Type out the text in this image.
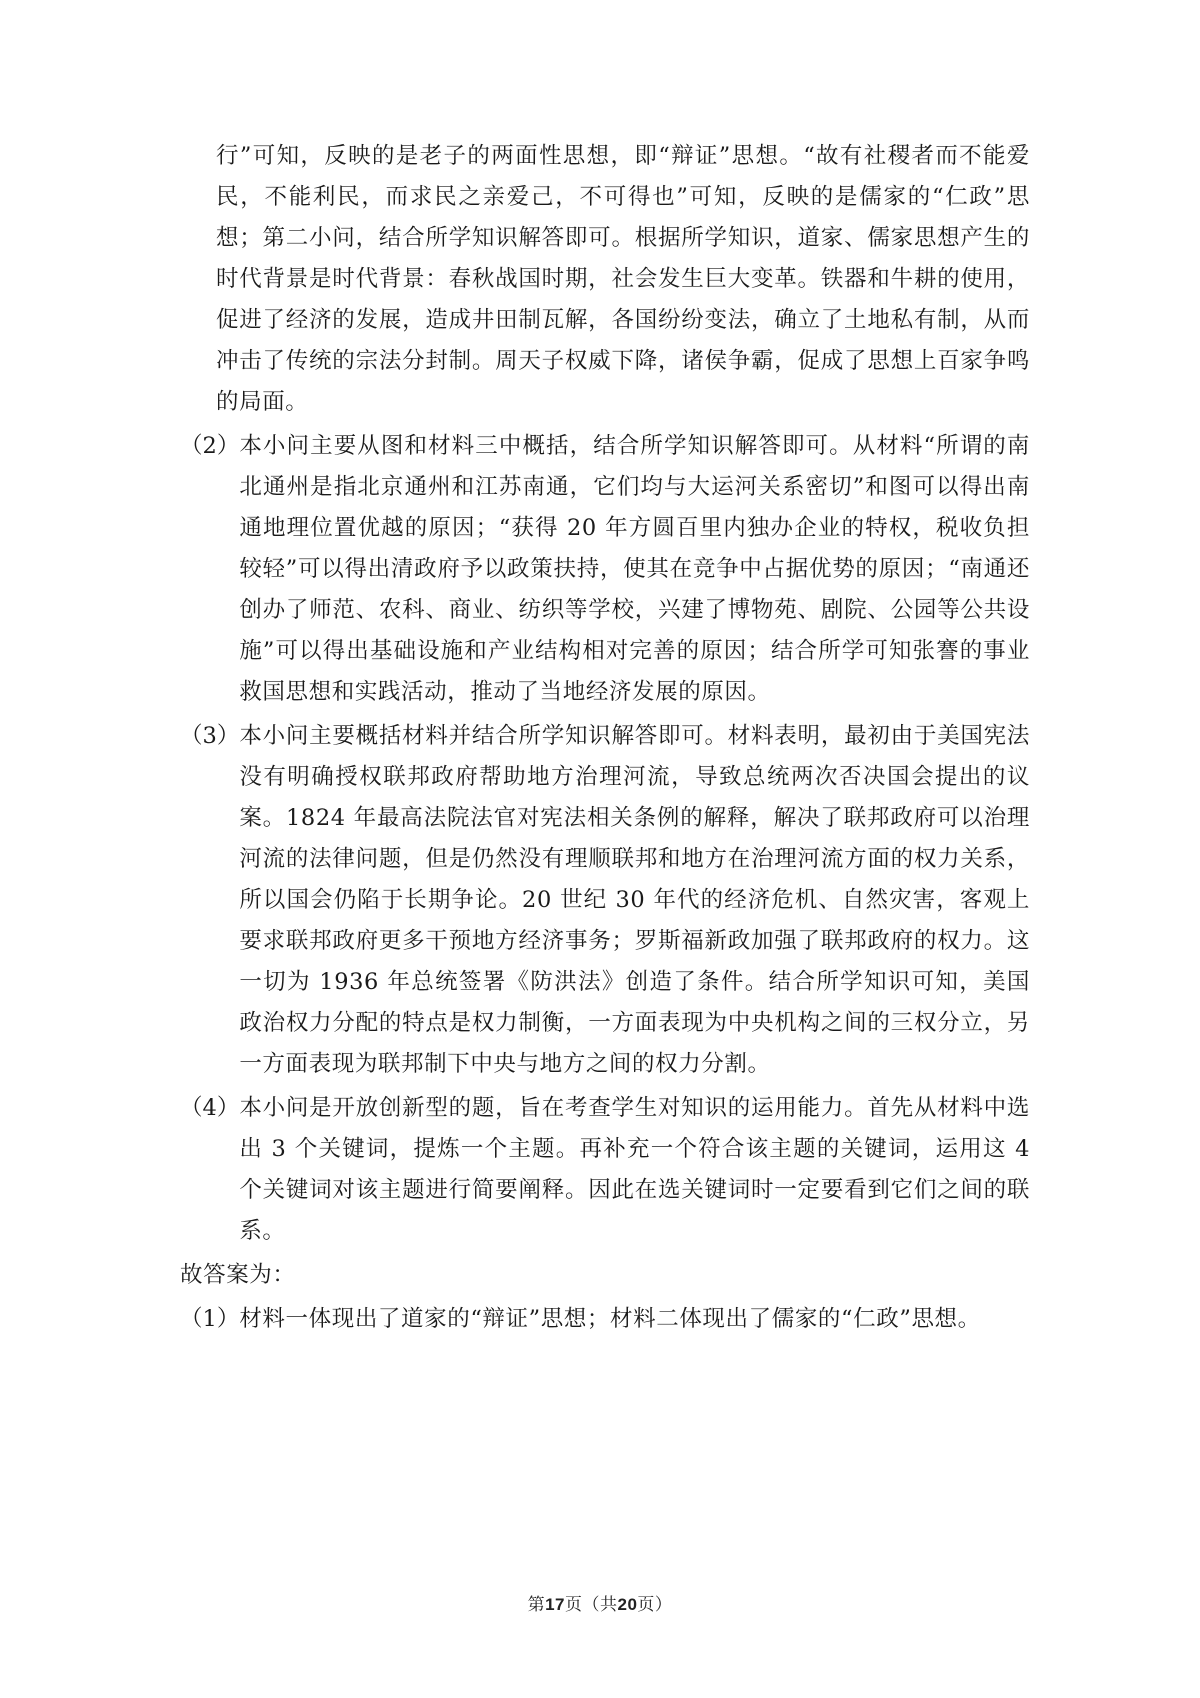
行”可知，反映的是老子的两面性思想，即“辩证”思想。“故有社稷者而不能爱民，不能利民，而求民之亲爱己，不可得也”可知，反映的是儒家的“仁政”思想；第二小问，结合所学知识解答即可。根据所学知识，道家、儒家思想产生的时代背景是时代背景：春秋战国时期，社会发生巨大变革。铁器和牛耕的使用，促进了经济的发展，造成井田制瓦解，各国纷纷变法，确立了土地私有制，从而冲击了传统的宗法分封制。周天子权威下降，诸侯争霸，促成了思想上百家争鸣的局面。

（2） 本小问主要从图和材料三中概括，结合所学知识解答即可。从材料“所谓的南北通州是指北京通州和江苏南通，它们均与大运河关系密切”和图可以得出南通地理位置优越的原因；“获得 20 年方圆百里内独办企业的特权，税收负担较轻”可以得出清政府予以政策扶持，使其在竞争中占据优势的原因；“南通还创办了师范、农科、商业、纺织等学校，兴建了博物苑、剧院、公园等公共设施”可以得出基础设施和产业结构相对完善的原因；结合所学可知张謇的事业救国思想和实践活动，推动了当地经济发展的原因。
（3） 本小问主要概括材料并结合所学知识解答即可。材料表明，最初由于美国宪法没有明确授权联邦政府帮助地方治理河流，导致总统两次否决国会提出的议案。1824 年最高法院法官对宪法相关条例的解释，解决了联邦政府可以治理河流的法律问题，但是仍然没有理顺联邦和地方在治理河流方面的权力关系，所以国会仍陷于长期争论。20 世纪 30 年代的经济危机、自然灾害，客观上要求联邦政府更多干预地方经济事务；罗斯福新政加强了联邦政府的权力。这一切为 1936 年总统签署《防洪法》创造了条件。结合所学知识可知，美国政治权力分配的特点是权力制衡，一方面表现为中央机构之间的三权分立，另一方面表现为联邦制下中央与地方之间的权力分割。
（4） 本小问是开放创新型的题，旨在考查学生对知识的运用能力。首先从材料中选出 3 个关键词，提炼一个主题。再补充一个符合该主题的关键词，运用这 4 个关键词对该主题进行简要阐释。因此在选关键词时一定要看到它们之间的联系。

故答案为：

（1） 材料一体现出了道家的“辩证”思想；材料二体现出了儒家的“仁政”思想。
第17页（共20页）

· · ·

OBJECTIVE: Copy out every line of the material above exactly, skipping the pictures.

RESULT FOR THIS TASK:
Type out the text in this image.
行”可知，反映的是老子的两面性思想，即“辩证”思想。“故有社稷者而不能爱民，不能利民，而求民之亲爱己，不可得也”可知，反映的是儒家的“仁政”思想；第二小问，结合所学知识解答即可。根据所学知识，道家、儒家思想产生的时代背景是时代背景：春秋战国时期，社会发生巨大变革。铁器和牛耕的使用，促进了经济的发展，造成井田制瓦解，各国纷纷变法，确立了土地私有制，从而冲击了传统的宗法分封制。周天子权威下降，诸侯争霸，促成了思想上百家争鸣的局面。

（2） 本小问主要从图和材料三中概括，结合所学知识解答即可。从材料“所谓的南北通州是指北京通州和江苏南通，它们均与大运河关系密切”和图可以得出南通地理位置优越的原因；“获得 20 年方圆百里内独办企业的特权，税收负担较轻”可以得出清政府予以政策扶持，使其在竞争中占据优势的原因；“南通还创办了师范、农科、商业、纺织等学校，兴建了博物苑、剧院、公园等公共设施”可以得出基础设施和产业结构相对完善的原因；结合所学可知张謇的事业救国思想和实践活动，推动了当地经济发展的原因。
（3） 本小问主要概括材料并结合所学知识解答即可。材料表明，最初由于美国宪法没有明确授权联邦政府帮助地方治理河流，导致总统两次否决国会提出的议案。1824 年最高法院法官对宪法相关条例的解释，解决了联邦政府可以治理河流的法律问题，但是仍然没有理顺联邦和地方在治理河流方面的权力关系，所以国会仍陷于长期争论。20 世纪 30 年代的经济危机、自然灾害，客观上要求联邦政府更多干预地方经济事务；罗斯福新政加强了联邦政府的权力。这一切为 1936 年总统签署《防洪法》创造了条件。结合所学知识可知，美国政治权力分配的特点是权力制衡，一方面表现为中央机构之间的三权分立，另一方面表现为联邦制下中央与地方之间的权力分割。
（4） 本小问是开放创新型的题，旨在考查学生对知识的运用能力。首先从材料中选出 3 个关键词，提炼一个主题。再补充一个符合该主题的关键词，运用这 4 个关键词对该主题进行简要阐释。因此在选关键词时一定要看到它们之间的联系。

故答案为：

（1） 材料一体现出了道家的“辩证”思想；材料二体现出了儒家的“仁政”思想。
第17页（共20页）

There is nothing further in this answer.